Annotated element entries
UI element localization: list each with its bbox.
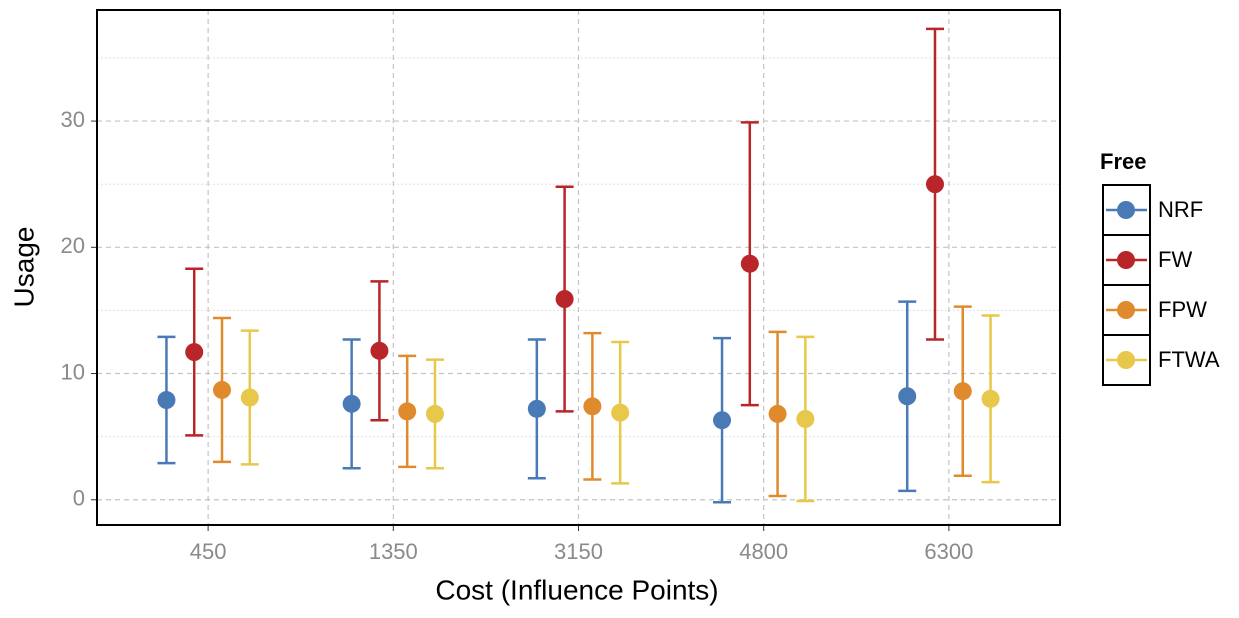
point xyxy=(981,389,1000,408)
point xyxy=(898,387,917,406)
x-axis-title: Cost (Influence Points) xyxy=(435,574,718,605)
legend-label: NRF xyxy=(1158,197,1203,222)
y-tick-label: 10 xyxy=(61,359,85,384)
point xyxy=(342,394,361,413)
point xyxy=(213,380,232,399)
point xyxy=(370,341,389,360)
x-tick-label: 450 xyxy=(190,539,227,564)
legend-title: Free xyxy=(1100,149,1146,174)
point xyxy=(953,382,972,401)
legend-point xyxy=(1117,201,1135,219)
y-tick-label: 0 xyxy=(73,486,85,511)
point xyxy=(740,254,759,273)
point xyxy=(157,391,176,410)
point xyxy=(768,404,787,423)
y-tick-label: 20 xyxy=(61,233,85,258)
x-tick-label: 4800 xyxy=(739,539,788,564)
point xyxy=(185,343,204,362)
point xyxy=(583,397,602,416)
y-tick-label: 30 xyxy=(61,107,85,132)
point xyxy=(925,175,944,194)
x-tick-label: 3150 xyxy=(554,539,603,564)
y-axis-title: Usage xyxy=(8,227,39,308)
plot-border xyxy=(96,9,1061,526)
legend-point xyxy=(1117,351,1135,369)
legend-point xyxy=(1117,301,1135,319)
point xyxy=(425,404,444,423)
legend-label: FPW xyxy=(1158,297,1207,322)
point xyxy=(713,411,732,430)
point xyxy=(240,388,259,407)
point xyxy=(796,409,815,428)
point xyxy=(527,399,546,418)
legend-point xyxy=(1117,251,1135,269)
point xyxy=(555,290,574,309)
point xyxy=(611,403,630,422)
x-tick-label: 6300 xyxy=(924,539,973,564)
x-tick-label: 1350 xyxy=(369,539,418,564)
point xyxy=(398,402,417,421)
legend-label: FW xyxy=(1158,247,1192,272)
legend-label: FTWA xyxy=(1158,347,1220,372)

Required work
Return every line of the records that contains the string "tick", matching case exactly.

Final result
y-tick-label: 10 xyxy=(61,359,85,384)
x-tick-label: 450 xyxy=(190,539,227,564)
y-tick-label: 0 xyxy=(73,486,85,511)
y-tick-label: 20 xyxy=(61,233,85,258)
x-tick-label: 4800 xyxy=(739,539,788,564)
y-tick-label: 30 xyxy=(61,107,85,132)
x-tick-label: 3150 xyxy=(554,539,603,564)
x-tick-label: 6300 xyxy=(924,539,973,564)
x-tick-label: 1350 xyxy=(369,539,418,564)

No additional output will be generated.